SET EXERCISE → From the listing below, copy every line with the word "VizDbServer".

WORKING DATA →
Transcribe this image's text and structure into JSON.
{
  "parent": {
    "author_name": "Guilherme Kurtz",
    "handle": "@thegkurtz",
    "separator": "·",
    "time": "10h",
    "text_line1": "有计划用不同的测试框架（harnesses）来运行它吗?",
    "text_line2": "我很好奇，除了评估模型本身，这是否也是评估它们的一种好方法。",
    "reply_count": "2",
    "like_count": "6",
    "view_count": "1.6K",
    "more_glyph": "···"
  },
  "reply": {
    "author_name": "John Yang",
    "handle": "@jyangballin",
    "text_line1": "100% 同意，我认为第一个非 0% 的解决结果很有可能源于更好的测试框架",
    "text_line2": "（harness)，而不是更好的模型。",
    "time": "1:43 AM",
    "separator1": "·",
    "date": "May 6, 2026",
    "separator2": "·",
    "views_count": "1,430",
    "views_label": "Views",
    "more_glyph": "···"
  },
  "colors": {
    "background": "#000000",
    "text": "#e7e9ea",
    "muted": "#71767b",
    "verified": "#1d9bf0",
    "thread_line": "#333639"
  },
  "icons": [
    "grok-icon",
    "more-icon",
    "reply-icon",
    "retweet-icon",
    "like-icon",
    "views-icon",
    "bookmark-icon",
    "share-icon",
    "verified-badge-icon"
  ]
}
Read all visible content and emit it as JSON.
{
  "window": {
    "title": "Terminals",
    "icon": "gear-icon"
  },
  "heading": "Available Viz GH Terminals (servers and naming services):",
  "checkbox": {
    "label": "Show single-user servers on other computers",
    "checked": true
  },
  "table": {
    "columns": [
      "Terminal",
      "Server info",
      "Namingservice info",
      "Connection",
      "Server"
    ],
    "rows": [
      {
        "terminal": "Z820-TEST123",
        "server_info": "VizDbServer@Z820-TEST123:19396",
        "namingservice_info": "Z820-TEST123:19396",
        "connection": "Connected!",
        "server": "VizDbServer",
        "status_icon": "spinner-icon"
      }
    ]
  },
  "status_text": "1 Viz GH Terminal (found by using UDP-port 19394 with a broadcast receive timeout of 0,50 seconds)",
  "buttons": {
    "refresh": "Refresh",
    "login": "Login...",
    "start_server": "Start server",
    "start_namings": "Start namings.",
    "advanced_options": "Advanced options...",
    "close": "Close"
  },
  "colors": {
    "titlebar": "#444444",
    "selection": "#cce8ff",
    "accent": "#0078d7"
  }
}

EXERCISE SOLUTION →
        "server_info": "VizDbServer@Z820-TEST123:19396",
        "server": "VizDbServer",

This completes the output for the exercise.